┌─ Records

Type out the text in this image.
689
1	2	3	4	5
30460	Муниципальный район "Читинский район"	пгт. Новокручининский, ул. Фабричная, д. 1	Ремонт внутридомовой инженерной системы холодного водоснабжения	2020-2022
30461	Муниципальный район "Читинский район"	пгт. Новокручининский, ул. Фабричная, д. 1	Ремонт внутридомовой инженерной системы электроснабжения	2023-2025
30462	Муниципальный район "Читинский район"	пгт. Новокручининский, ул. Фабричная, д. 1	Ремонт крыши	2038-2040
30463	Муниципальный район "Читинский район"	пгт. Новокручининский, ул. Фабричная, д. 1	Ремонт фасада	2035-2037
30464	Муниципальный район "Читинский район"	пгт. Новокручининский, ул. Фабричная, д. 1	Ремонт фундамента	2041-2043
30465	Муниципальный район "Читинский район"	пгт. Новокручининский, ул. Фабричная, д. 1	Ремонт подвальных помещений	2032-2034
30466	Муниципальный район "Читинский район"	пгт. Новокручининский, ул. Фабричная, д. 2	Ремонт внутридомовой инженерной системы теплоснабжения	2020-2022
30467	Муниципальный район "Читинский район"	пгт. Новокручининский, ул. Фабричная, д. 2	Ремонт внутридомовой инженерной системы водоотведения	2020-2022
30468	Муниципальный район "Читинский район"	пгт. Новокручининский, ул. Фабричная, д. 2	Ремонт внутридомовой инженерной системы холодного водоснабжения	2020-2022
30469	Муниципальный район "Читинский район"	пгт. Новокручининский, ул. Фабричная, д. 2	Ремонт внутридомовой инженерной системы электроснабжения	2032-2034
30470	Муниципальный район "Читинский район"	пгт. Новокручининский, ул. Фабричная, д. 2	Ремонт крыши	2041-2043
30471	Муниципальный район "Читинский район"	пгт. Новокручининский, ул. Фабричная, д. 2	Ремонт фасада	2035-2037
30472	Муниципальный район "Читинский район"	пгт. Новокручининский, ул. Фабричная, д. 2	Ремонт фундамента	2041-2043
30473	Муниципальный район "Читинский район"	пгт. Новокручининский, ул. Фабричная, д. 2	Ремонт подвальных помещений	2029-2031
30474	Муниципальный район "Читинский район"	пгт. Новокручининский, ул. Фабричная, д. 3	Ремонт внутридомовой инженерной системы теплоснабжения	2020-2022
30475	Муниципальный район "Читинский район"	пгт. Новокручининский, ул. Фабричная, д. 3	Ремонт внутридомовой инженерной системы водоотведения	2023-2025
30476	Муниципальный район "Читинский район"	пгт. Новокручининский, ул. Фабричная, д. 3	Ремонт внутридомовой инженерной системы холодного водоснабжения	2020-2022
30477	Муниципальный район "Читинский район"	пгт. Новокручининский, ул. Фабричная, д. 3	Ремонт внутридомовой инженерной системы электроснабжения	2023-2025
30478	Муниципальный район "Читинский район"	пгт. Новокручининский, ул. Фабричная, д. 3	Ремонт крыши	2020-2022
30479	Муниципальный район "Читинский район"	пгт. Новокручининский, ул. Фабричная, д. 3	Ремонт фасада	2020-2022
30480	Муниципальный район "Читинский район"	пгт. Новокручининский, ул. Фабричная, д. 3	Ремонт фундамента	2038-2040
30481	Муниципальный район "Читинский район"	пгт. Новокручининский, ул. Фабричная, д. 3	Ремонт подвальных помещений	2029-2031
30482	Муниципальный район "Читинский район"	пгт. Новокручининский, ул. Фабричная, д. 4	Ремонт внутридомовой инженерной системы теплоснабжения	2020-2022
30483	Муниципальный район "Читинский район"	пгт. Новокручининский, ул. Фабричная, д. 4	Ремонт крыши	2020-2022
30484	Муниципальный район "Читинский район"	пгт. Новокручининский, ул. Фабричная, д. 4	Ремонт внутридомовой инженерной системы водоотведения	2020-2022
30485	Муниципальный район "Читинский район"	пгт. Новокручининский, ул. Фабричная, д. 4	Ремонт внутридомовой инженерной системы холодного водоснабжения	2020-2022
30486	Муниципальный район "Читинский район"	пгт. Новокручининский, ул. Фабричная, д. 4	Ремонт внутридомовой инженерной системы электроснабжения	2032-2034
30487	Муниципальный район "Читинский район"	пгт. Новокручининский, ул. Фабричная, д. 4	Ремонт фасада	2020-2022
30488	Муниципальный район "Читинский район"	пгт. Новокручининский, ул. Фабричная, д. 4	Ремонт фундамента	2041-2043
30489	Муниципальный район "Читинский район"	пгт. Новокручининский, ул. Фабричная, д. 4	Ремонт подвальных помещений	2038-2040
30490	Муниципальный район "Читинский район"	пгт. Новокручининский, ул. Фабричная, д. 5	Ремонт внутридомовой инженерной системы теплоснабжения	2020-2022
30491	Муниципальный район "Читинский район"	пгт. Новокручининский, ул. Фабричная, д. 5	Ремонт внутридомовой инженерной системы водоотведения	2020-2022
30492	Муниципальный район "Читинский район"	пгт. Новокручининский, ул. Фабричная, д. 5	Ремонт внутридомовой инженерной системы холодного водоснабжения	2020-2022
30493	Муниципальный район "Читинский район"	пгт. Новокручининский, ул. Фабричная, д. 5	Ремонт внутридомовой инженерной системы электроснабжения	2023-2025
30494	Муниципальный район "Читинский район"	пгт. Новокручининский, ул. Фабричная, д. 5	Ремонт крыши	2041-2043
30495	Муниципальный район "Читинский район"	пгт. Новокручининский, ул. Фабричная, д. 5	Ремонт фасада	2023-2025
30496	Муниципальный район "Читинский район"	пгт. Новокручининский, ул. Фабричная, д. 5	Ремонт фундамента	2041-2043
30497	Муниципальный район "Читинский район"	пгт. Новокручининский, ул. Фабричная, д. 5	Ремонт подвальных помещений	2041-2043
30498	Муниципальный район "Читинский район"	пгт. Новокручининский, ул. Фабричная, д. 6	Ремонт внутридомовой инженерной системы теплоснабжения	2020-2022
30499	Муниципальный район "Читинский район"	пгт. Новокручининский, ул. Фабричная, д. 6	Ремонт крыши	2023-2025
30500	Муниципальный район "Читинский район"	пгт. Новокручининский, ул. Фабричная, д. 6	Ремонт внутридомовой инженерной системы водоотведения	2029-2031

└─
┌─ Records

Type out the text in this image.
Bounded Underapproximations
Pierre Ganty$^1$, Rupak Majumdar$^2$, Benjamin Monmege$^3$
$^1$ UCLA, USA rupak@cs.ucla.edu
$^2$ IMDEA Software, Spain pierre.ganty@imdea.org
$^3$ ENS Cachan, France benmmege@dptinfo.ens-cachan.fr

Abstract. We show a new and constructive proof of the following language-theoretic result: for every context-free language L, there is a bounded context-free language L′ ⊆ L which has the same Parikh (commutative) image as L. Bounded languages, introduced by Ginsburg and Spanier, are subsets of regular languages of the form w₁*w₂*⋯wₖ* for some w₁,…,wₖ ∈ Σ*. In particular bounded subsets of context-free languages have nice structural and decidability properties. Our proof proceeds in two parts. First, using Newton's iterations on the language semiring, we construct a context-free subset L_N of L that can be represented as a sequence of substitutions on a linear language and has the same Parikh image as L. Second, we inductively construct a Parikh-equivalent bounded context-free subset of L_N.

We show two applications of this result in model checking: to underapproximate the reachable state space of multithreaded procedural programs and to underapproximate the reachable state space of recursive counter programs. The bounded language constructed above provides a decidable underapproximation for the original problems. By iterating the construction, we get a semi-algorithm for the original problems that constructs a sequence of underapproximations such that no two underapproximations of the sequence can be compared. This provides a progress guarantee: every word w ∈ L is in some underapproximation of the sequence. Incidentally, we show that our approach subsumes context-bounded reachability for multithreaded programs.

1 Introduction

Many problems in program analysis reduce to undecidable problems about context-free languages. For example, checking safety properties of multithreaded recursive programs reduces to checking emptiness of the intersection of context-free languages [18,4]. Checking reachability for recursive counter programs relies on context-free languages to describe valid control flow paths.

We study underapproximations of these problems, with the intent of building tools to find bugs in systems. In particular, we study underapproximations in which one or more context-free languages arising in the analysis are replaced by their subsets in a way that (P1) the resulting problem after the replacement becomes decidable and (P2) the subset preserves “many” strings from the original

└─
┌─ Records

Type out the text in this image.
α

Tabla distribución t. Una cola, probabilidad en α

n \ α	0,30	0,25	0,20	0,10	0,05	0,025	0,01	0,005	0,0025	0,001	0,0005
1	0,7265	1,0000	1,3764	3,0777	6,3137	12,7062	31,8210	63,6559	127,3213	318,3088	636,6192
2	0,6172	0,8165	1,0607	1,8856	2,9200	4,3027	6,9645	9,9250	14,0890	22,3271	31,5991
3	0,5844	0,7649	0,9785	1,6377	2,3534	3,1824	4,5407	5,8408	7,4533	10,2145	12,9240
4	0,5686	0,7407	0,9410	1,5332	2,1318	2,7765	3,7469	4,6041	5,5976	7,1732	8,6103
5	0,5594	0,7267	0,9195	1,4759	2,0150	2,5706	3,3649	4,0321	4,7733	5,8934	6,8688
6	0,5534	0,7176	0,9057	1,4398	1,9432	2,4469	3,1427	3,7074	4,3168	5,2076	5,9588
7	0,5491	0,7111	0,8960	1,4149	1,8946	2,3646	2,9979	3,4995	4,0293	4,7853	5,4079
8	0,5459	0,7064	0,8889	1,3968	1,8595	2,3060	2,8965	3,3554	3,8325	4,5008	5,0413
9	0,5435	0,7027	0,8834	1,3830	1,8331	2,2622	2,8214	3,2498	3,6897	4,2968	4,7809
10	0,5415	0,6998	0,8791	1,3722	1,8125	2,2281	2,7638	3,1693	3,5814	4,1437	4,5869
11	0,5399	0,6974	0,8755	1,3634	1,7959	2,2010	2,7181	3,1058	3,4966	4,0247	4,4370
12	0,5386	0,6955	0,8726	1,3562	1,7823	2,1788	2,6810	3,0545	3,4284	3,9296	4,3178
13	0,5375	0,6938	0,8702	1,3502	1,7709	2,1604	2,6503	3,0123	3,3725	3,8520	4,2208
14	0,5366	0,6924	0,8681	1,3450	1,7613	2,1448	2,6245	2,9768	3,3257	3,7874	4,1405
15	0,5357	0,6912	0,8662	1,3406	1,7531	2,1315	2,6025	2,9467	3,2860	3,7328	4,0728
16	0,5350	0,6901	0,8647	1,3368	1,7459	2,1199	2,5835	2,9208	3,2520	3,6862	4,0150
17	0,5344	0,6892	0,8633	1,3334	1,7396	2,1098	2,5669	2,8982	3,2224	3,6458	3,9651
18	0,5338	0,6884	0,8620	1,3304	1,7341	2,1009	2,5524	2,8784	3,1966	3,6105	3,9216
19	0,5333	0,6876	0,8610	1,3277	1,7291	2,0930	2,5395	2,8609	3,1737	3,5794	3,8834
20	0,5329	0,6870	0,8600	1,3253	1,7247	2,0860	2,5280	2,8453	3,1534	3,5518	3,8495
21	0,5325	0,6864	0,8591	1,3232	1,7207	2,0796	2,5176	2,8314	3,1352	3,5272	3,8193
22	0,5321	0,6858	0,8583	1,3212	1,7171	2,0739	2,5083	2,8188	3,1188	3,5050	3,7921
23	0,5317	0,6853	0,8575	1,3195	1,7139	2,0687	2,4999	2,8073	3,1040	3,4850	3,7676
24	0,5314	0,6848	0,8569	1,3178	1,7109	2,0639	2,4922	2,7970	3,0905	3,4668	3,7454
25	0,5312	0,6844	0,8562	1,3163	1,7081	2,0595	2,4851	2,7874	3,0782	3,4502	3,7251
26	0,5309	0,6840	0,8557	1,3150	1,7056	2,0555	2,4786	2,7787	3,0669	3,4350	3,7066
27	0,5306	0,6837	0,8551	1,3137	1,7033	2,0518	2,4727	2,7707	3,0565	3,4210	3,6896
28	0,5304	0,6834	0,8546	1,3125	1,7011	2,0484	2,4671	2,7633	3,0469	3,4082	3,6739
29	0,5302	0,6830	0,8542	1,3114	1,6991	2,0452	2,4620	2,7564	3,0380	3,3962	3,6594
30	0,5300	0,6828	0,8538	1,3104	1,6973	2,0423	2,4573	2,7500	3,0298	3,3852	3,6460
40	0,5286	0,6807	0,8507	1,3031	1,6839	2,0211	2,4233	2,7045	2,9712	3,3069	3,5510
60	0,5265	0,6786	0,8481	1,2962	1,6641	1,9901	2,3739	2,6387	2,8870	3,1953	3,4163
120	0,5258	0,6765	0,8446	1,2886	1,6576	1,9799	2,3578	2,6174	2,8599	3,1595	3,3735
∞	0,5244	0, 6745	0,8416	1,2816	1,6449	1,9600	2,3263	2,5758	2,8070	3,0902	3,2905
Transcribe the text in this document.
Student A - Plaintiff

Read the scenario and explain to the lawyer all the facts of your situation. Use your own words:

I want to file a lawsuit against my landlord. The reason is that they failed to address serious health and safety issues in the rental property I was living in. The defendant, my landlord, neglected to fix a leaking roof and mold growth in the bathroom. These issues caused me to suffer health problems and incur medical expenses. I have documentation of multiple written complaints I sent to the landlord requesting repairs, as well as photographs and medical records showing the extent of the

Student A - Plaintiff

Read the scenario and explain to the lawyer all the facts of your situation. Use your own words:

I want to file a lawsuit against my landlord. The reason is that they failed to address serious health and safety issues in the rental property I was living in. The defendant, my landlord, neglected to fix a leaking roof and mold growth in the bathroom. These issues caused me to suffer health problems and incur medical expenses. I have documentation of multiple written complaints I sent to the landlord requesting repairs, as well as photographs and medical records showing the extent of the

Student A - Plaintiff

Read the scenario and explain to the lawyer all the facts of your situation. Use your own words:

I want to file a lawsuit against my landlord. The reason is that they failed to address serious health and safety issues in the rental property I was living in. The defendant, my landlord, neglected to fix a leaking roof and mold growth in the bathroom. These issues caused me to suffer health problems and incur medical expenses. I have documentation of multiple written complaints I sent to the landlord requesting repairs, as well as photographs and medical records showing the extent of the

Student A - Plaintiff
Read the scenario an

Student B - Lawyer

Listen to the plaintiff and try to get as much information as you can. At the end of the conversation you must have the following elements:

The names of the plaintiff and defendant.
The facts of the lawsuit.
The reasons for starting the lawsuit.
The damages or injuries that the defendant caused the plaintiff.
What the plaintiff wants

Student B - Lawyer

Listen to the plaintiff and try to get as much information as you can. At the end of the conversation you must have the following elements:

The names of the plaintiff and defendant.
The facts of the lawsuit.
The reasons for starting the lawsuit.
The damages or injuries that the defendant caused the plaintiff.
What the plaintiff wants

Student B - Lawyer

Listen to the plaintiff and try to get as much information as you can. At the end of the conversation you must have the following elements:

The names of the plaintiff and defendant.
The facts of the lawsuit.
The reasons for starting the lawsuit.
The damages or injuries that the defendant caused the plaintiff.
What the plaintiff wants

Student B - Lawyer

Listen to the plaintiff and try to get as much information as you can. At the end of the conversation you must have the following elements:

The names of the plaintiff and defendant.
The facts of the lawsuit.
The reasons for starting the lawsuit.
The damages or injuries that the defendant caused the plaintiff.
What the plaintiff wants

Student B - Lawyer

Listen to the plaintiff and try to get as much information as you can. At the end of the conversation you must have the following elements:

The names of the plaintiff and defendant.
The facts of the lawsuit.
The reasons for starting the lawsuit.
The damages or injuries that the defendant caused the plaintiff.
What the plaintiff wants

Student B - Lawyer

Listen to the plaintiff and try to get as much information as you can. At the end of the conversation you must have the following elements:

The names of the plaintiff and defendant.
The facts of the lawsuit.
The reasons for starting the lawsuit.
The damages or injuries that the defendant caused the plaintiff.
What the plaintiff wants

└─

What needs to be done -> Work through the listing above and report how many lines include the string "холодного", with no other text.

Full answer -> 5